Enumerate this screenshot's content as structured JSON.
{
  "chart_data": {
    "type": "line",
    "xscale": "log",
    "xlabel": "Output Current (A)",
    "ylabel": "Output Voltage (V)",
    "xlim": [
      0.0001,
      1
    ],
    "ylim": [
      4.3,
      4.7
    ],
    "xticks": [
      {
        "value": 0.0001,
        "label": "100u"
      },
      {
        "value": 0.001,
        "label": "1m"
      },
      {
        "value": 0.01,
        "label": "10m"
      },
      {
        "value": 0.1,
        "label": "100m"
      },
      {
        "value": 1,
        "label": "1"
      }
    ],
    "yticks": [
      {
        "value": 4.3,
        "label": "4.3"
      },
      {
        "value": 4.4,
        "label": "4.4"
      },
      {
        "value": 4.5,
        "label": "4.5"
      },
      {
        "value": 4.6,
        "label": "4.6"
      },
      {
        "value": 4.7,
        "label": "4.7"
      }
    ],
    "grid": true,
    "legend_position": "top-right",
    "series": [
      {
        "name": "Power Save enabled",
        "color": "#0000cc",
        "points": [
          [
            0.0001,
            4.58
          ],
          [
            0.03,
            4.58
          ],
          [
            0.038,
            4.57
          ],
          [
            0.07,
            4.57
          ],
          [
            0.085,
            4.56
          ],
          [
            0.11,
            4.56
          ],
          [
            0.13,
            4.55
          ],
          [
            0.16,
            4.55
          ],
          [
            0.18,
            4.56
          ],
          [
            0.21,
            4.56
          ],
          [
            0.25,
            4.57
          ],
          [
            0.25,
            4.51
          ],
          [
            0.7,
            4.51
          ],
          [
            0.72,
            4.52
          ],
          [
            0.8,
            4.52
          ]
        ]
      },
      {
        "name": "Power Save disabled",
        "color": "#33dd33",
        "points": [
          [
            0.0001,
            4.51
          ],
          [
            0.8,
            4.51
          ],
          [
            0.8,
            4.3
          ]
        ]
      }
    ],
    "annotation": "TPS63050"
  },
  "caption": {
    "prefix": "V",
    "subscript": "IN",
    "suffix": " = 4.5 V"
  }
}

-- -- --

Copy out all of the records above with nothing altered.

Result of this exercise ->
Enumerate this screenshot's content as structured JSON.
{
  "chart_data": {
    "type": "line",
    "xscale": "log",
    "xlabel": "Output Current (A)",
    "ylabel": "Output Voltage (V)",
    "xlim": [
      0.0001,
      1
    ],
    "ylim": [
      4.3,
      4.7
    ],
    "xticks": [
      {
        "value": 0.0001,
        "label": "100u"
      },
      {
        "value": 0.001,
        "label": "1m"
      },
      {
        "value": 0.01,
        "label": "10m"
      },
      {
        "value": 0.1,
        "label": "100m"
      },
      {
        "value": 1,
        "label": "1"
      }
    ],
    "yticks": [
      {
        "value": 4.3,
        "label": "4.3"
      },
      {
        "value": 4.4,
        "label": "4.4"
      },
      {
        "value": 4.5,
        "label": "4.5"
      },
      {
        "value": 4.6,
        "label": "4.6"
      },
      {
        "value": 4.7,
        "label": "4.7"
      }
    ],
    "grid": true,
    "legend_position": "top-right",
    "series": [
      {
        "name": "Power Save enabled",
        "color": "#0000cc",
        "points": [
          [
            0.0001,
            4.58
          ],
          [
            0.03,
            4.58
          ],
          [
            0.038,
            4.57
          ],
          [
            0.07,
            4.57
          ],
          [
            0.085,
            4.56
          ],
          [
            0.11,
            4.56
          ],
          [
            0.13,
            4.55
          ],
          [
            0.16,
            4.55
          ],
          [
            0.18,
            4.56
          ],
          [
            0.21,
            4.56
          ],
          [
            0.25,
            4.57
          ],
          [
            0.25,
            4.51
          ],
          [
            0.7,
            4.51
          ],
          [
            0.72,
            4.52
          ],
          [
            0.8,
            4.52
          ]
        ]
      },
      {
        "name": "Power Save disabled",
        "color": "#33dd33",
        "points": [
          [
            0.0001,
            4.51
          ],
          [
            0.8,
            4.51
          ],
          [
            0.8,
            4.3
          ]
        ]
      }
    ],
    "annotation": "TPS63050"
  },
  "caption": {
    "prefix": "V",
    "subscript": "IN",
    "suffix": " = 4.5 V"
  }
}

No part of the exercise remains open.